:: WHAT YOU ARE ASKED TO DO ::
Check each line of the data for "Temas" and select those that have it.

Extracted data entries:

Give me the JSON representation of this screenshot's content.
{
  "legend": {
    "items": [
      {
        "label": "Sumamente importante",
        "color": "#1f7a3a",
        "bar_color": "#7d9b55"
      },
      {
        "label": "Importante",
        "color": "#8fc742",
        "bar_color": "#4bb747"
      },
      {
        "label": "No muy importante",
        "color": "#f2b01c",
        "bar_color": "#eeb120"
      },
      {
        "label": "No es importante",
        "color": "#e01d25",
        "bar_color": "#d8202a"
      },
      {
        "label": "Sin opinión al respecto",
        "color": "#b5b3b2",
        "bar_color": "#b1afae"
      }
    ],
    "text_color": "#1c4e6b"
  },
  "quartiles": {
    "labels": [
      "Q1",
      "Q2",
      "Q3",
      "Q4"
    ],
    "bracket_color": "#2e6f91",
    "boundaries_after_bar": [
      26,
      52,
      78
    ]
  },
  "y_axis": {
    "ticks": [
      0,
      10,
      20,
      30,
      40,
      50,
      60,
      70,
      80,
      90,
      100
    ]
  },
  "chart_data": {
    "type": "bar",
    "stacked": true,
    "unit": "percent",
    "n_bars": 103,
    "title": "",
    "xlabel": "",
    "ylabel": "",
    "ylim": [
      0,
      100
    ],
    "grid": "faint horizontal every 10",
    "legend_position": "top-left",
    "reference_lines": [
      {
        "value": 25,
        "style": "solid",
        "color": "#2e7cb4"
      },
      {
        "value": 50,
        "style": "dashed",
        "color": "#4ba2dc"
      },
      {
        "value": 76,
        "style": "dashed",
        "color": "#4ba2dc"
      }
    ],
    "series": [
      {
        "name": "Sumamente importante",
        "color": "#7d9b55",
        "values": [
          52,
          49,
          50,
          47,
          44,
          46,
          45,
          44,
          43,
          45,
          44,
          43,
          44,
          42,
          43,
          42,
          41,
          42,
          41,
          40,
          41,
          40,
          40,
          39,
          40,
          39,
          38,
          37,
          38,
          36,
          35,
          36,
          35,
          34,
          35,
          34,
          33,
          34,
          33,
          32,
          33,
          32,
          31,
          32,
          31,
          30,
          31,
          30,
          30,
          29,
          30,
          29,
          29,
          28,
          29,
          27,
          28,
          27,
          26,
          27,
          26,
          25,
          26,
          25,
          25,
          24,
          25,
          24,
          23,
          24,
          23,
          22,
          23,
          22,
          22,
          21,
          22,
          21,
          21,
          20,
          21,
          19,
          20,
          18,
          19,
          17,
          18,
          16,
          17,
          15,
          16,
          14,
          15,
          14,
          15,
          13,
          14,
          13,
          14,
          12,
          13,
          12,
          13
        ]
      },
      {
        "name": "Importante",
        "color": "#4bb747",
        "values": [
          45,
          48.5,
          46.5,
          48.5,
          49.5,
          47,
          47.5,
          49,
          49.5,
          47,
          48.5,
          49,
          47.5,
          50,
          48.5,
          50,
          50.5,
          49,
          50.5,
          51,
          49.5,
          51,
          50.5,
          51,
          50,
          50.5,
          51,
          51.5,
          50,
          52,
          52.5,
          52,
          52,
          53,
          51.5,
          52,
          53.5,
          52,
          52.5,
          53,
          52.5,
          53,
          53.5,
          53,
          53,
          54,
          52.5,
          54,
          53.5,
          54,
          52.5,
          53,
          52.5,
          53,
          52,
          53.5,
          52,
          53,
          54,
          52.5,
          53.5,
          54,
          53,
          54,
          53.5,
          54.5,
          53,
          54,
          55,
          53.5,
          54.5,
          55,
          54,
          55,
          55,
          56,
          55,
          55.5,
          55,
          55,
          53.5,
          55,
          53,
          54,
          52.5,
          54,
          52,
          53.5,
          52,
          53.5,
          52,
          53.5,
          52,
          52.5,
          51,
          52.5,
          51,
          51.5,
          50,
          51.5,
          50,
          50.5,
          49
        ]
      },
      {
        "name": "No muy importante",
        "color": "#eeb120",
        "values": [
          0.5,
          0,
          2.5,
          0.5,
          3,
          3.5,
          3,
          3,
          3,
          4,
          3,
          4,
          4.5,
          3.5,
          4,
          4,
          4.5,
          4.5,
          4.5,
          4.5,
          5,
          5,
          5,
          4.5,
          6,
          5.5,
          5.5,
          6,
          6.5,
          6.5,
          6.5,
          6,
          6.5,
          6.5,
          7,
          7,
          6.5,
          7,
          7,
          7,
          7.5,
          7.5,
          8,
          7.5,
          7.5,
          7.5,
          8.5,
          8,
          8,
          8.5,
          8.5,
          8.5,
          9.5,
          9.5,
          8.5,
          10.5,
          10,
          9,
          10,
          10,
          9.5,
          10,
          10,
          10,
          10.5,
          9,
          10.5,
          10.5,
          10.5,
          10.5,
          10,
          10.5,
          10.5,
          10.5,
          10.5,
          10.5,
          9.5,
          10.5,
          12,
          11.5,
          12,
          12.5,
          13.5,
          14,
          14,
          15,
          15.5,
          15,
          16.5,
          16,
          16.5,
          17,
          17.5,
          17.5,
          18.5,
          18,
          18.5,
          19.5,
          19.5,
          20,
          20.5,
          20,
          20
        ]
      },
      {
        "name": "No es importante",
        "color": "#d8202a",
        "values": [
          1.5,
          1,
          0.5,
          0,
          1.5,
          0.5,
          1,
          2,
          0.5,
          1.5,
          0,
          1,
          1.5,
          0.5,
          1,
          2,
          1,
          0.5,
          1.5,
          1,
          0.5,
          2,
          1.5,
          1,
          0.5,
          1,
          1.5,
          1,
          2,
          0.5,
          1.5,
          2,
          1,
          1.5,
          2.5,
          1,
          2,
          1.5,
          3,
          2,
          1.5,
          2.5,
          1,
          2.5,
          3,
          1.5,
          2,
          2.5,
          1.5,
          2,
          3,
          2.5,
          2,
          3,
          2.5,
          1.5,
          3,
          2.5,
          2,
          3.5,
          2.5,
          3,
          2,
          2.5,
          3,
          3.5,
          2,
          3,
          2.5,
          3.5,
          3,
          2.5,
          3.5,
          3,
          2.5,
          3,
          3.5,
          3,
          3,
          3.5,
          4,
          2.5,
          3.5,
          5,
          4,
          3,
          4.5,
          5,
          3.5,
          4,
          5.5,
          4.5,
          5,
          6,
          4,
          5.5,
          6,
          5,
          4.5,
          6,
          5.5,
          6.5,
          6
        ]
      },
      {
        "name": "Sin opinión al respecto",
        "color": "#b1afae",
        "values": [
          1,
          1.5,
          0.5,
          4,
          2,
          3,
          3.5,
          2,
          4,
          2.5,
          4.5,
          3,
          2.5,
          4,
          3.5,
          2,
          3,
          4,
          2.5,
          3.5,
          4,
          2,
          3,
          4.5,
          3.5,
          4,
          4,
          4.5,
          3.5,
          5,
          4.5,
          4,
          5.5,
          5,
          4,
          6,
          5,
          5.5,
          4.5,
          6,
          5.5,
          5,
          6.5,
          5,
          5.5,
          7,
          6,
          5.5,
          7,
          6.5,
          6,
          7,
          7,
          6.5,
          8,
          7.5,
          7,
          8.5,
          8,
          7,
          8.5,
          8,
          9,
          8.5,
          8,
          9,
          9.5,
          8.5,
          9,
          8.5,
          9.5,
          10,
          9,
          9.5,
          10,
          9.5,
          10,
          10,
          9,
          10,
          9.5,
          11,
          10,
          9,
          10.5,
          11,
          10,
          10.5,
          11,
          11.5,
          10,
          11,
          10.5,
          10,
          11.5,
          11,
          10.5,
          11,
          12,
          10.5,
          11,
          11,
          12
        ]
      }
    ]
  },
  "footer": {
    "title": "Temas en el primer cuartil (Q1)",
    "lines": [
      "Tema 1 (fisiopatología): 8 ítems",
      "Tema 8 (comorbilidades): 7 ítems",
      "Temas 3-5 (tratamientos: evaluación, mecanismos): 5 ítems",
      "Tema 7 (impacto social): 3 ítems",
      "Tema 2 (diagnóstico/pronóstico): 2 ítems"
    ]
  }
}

:: SOLVED PROBLEM ::
    "title": "Temas en el primer cuartil (Q1)",
      "Temas 3-5 (tratamientos: evaluación, mecanismos): 5 ítems",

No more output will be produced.